§ **Tarea solicitada**: Según el texto sobre el arancel al tomate, ¿de qué porcentaje es el arancel compensatorio que el Departamento de Comercio de Estados Unidos impuso a las exportaciones mexicanas de tomate fresco?

§ **Texto extraído**:
El Gobierno de México manifestó su total rechazo a la decisión del Departamento de Comercio de Estados Unidos de imponer un arancel compensatorio del 17.09% a las exportaciones mexicanas de tomate fresco, tras la terminación del Acuerdo de Suspensión de la Investigación Antidumping.
A través de un comunicado conjunto, las secretarías de Economía y Agricultura calificaron la medida como injusta, carente de fundamentos técnicos y contraria al interés de consumidores tanto mexicanos como estadounidenses. «Esta decisión deriva de la calidad del producto y no de una práctica desleal», afirmaron.
Desde 1996, los exportadores mexicanos han enfrentado acusaciones recurrentes de dumping por parte de sus contrapartes en EE.UU., siendo suspendidas temporalmente en diversas ocasiones, la más reciente en 2019.

§ **Contenido de datos**:
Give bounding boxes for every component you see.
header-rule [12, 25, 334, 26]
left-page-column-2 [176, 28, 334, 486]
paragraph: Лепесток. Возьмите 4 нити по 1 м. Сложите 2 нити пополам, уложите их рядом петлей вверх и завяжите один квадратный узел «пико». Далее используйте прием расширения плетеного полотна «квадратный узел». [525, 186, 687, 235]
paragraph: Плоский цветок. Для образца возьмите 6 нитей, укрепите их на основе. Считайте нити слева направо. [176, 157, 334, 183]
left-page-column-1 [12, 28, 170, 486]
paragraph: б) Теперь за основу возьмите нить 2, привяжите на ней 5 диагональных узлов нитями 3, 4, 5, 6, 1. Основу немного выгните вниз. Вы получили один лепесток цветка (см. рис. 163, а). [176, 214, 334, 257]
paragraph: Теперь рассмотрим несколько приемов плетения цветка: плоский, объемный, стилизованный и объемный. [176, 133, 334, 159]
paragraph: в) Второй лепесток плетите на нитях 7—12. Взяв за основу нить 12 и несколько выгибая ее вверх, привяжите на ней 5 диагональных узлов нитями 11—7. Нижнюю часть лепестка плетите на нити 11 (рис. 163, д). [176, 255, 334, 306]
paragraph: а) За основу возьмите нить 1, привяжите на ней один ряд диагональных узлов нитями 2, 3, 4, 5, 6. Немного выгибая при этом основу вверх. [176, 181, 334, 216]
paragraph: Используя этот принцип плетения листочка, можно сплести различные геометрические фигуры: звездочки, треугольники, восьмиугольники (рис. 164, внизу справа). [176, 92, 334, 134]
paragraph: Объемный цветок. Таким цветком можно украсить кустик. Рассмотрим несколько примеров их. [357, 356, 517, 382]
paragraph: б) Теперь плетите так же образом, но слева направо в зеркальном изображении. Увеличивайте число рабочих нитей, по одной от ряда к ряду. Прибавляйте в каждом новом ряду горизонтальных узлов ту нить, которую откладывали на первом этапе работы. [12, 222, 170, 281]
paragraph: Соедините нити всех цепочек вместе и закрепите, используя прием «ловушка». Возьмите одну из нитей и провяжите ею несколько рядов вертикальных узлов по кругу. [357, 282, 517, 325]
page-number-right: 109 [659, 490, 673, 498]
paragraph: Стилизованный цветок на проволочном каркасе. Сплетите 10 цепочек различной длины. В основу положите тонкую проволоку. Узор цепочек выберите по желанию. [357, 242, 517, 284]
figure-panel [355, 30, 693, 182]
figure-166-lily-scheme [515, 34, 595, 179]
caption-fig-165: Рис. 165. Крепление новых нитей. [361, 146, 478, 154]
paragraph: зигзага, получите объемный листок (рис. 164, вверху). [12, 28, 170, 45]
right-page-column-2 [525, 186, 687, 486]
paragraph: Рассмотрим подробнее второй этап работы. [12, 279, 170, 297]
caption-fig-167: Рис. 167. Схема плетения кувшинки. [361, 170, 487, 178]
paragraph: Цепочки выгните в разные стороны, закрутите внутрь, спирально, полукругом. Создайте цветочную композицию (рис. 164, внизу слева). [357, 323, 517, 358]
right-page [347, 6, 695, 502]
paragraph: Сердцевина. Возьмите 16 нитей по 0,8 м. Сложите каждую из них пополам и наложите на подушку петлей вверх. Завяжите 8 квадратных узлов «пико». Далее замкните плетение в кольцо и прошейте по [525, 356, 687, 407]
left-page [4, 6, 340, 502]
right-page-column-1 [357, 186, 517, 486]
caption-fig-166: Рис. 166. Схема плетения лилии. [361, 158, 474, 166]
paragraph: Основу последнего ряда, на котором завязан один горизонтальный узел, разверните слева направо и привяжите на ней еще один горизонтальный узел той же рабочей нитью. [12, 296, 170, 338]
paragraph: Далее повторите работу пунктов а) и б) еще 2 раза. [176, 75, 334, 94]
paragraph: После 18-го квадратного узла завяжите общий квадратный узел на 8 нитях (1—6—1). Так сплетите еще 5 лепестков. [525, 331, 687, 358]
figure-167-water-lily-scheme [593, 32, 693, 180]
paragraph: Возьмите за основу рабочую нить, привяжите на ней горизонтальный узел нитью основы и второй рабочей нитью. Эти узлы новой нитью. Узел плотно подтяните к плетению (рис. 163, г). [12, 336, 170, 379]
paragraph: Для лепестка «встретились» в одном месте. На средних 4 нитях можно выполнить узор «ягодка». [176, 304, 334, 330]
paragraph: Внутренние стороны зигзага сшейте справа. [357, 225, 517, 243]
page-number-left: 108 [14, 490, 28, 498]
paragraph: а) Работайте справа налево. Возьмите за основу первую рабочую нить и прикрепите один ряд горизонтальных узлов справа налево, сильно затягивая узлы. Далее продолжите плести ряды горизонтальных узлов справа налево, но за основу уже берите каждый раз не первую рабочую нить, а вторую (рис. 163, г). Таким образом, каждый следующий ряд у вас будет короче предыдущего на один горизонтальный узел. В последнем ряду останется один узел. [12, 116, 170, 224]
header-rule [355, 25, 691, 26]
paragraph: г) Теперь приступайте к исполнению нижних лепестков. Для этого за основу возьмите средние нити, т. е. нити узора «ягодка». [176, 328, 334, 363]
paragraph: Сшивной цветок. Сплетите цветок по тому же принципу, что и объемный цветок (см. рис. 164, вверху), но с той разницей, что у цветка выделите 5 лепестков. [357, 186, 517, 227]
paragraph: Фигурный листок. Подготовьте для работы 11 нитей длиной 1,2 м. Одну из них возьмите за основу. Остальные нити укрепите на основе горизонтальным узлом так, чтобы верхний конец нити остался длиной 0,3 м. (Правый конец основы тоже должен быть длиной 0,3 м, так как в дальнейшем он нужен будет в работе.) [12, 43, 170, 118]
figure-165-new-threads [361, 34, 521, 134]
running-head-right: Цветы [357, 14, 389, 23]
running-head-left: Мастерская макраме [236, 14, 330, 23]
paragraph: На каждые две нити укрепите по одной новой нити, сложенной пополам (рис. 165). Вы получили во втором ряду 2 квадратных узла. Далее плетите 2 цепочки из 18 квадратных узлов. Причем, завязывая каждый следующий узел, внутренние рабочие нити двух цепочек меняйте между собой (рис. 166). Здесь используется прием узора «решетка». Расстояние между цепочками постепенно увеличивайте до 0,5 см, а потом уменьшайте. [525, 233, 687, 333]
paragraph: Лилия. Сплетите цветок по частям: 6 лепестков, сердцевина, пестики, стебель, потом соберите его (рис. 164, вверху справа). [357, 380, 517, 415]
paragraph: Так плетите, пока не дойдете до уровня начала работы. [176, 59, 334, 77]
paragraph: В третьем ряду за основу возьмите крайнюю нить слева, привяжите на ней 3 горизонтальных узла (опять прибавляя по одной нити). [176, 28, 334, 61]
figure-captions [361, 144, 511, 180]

§ **Ejercicio resuelto**: Es de 17.09%.